:: WORK TO COMPLETE ::
Retype all material exactly. Pictures stay out of the copy.

:: Data tied to figure images ::
>>>>>

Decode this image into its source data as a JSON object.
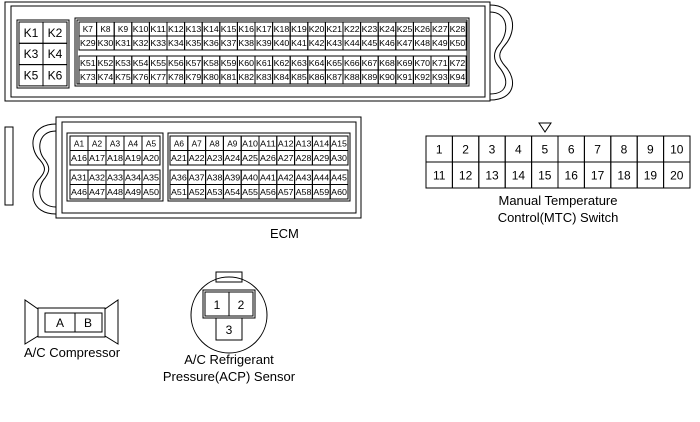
{
  "ecm_top": {
    "left_pins": [
      "K1",
      "K2",
      "K3",
      "K4",
      "K5",
      "K6"
    ],
    "rows": [
      [
        "K7",
        "K8",
        "K9",
        "K10",
        "K11",
        "K12",
        "K13",
        "K14",
        "K15",
        "K16",
        "K17",
        "K18",
        "K19",
        "K20",
        "K21",
        "K22",
        "K23",
        "K24",
        "K25",
        "K26",
        "K27",
        "K28"
      ],
      [
        "K29",
        "K30",
        "K31",
        "K32",
        "K33",
        "K34",
        "K35",
        "K36",
        "K37",
        "K38",
        "K39",
        "K40",
        "K41",
        "K42",
        "K43",
        "K44",
        "K45",
        "K46",
        "K47",
        "K48",
        "K49",
        "K50"
      ],
      [
        "K51",
        "K52",
        "K53",
        "K54",
        "K55",
        "K56",
        "K57",
        "K58",
        "K59",
        "K60",
        "K61",
        "K62",
        "K63",
        "K64",
        "K65",
        "K66",
        "K67",
        "K68",
        "K69",
        "K70",
        "K71",
        "K72"
      ],
      [
        "K73",
        "K74",
        "K75",
        "K76",
        "K77",
        "K78",
        "K79",
        "K80",
        "K81",
        "K82",
        "K83",
        "K84",
        "K85",
        "K86",
        "K87",
        "K88",
        "K89",
        "K90",
        "K91",
        "K92",
        "K93",
        "K94"
      ]
    ]
  },
  "ecm_bottom": {
    "left_rows": [
      [
        "A1",
        "A2",
        "A3",
        "A4",
        "A5"
      ],
      [
        "A16",
        "A17",
        "A18",
        "A19",
        "A20"
      ],
      [
        "A31",
        "A32",
        "A33",
        "A34",
        "A35"
      ],
      [
        "A46",
        "A47",
        "A48",
        "A49",
        "A50"
      ]
    ],
    "right_rows": [
      [
        "A6",
        "A7",
        "A8",
        "A9",
        "A10",
        "A11",
        "A12",
        "A13",
        "A14",
        "A15"
      ],
      [
        "A21",
        "A22",
        "A23",
        "A24",
        "A25",
        "A26",
        "A27",
        "A28",
        "A29",
        "A30"
      ],
      [
        "A36",
        "A37",
        "A38",
        "A39",
        "A40",
        "A41",
        "A42",
        "A43",
        "A44",
        "A45"
      ],
      [
        "A51",
        "A52",
        "A53",
        "A54",
        "A55",
        "A56",
        "A57",
        "A58",
        "A59",
        "A60"
      ]
    ]
  },
  "ecm_label": "ECM",
  "mtc": {
    "top_row": [
      "1",
      "2",
      "3",
      "4",
      "5",
      "6",
      "7",
      "8",
      "9",
      "10"
    ],
    "bottom_row": [
      "11",
      "12",
      "13",
      "14",
      "15",
      "16",
      "17",
      "18",
      "19",
      "20"
    ],
    "label_line1": "Manual Temperature",
    "label_line2": "Control(MTC) Switch"
  },
  "ac_compressor": {
    "pins": [
      "A",
      "B"
    ],
    "label": "A/C Compressor"
  },
  "acp_sensor": {
    "pins": [
      "1",
      "2",
      "3"
    ],
    "label_line1": "A/C Refrigerant",
    "label_line2": "Pressure(ACP) Sensor"
  }
}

<<<<<

:: WRITTEN REPLY ::
Decode this image into its source data as a JSON object.
{
  "ecm_top": {
    "left_pins": [
      "K1",
      "K2",
      "K3",
      "K4",
      "K5",
      "K6"
    ],
    "rows": [
      [
        "K7",
        "K8",
        "K9",
        "K10",
        "K11",
        "K12",
        "K13",
        "K14",
        "K15",
        "K16",
        "K17",
        "K18",
        "K19",
        "K20",
        "K21",
        "K22",
        "K23",
        "K24",
        "K25",
        "K26",
        "K27",
        "K28"
      ],
      [
        "K29",
        "K30",
        "K31",
        "K32",
        "K33",
        "K34",
        "K35",
        "K36",
        "K37",
        "K38",
        "K39",
        "K40",
        "K41",
        "K42",
        "K43",
        "K44",
        "K45",
        "K46",
        "K47",
        "K48",
        "K49",
        "K50"
      ],
      [
        "K51",
        "K52",
        "K53",
        "K54",
        "K55",
        "K56",
        "K57",
        "K58",
        "K59",
        "K60",
        "K61",
        "K62",
        "K63",
        "K64",
        "K65",
        "K66",
        "K67",
        "K68",
        "K69",
        "K70",
        "K71",
        "K72"
      ],
      [
        "K73",
        "K74",
        "K75",
        "K76",
        "K77",
        "K78",
        "K79",
        "K80",
        "K81",
        "K82",
        "K83",
        "K84",
        "K85",
        "K86",
        "K87",
        "K88",
        "K89",
        "K90",
        "K91",
        "K92",
        "K93",
        "K94"
      ]
    ]
  },
  "ecm_bottom": {
    "left_rows": [
      [
        "A1",
        "A2",
        "A3",
        "A4",
        "A5"
      ],
      [
        "A16",
        "A17",
        "A18",
        "A19",
        "A20"
      ],
      [
        "A31",
        "A32",
        "A33",
        "A34",
        "A35"
      ],
      [
        "A46",
        "A47",
        "A48",
        "A49",
        "A50"
      ]
    ],
    "right_rows": [
      [
        "A6",
        "A7",
        "A8",
        "A9",
        "A10",
        "A11",
        "A12",
        "A13",
        "A14",
        "A15"
      ],
      [
        "A21",
        "A22",
        "A23",
        "A24",
        "A25",
        "A26",
        "A27",
        "A28",
        "A29",
        "A30"
      ],
      [
        "A36",
        "A37",
        "A38",
        "A39",
        "A40",
        "A41",
        "A42",
        "A43",
        "A44",
        "A45"
      ],
      [
        "A51",
        "A52",
        "A53",
        "A54",
        "A55",
        "A56",
        "A57",
        "A58",
        "A59",
        "A60"
      ]
    ]
  },
  "ecm_label": "ECM",
  "mtc": {
    "top_row": [
      "1",
      "2",
      "3",
      "4",
      "5",
      "6",
      "7",
      "8",
      "9",
      "10"
    ],
    "bottom_row": [
      "11",
      "12",
      "13",
      "14",
      "15",
      "16",
      "17",
      "18",
      "19",
      "20"
    ],
    "label_line1": "Manual Temperature",
    "label_line2": "Control(MTC) Switch"
  },
  "ac_compressor": {
    "pins": [
      "A",
      "B"
    ],
    "label": "A/C Compressor"
  },
  "acp_sensor": {
    "pins": [
      "1",
      "2",
      "3"
    ],
    "label_line1": "A/C Refrigerant",
    "label_line2": "Pressure(ACP) Sensor"
  }
}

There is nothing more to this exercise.